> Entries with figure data
——————————
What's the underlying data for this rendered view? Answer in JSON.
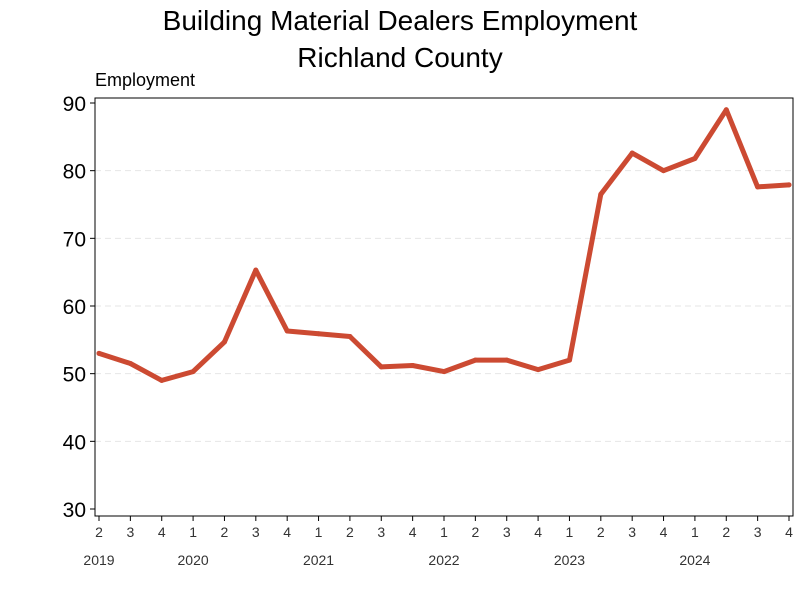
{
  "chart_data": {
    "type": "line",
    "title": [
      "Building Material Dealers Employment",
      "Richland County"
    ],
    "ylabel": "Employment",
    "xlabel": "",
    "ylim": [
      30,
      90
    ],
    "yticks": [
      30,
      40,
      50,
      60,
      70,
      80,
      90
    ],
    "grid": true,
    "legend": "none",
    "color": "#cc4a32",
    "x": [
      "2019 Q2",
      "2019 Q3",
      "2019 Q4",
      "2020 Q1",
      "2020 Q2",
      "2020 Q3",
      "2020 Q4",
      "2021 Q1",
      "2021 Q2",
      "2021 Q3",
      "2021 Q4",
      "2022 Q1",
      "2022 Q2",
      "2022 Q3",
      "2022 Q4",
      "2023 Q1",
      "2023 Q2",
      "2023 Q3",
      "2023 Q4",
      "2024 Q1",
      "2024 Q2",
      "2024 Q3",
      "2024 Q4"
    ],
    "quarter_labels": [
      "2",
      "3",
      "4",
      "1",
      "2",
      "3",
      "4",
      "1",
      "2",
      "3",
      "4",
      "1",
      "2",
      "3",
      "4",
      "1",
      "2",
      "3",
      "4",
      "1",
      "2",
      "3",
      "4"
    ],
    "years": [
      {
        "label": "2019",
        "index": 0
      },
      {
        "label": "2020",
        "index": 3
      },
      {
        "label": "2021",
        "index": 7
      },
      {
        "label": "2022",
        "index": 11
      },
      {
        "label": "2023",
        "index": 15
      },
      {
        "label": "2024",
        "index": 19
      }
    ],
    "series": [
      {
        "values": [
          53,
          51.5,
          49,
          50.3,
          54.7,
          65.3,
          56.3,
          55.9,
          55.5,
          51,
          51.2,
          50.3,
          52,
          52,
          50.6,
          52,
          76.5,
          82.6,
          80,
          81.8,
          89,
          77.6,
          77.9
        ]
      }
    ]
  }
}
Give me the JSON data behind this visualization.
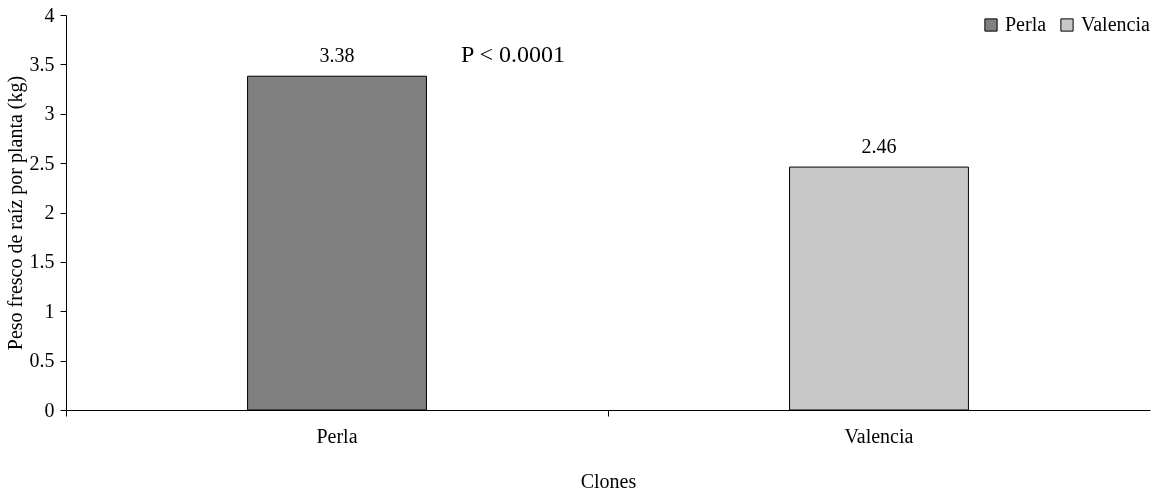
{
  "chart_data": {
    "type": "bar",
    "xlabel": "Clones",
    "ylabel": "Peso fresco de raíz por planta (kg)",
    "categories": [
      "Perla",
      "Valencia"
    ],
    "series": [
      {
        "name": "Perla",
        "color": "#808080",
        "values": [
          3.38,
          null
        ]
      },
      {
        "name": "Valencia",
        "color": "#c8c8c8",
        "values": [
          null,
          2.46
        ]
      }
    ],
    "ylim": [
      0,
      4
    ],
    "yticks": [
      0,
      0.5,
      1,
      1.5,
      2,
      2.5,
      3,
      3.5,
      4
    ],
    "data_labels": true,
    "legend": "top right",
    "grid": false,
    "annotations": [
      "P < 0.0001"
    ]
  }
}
——————————
> EXERCISE OBJECTIVE
State how many lines of the records hold the string "JSON", and nothing else.

> RESULT OF THIS EXERCISE
2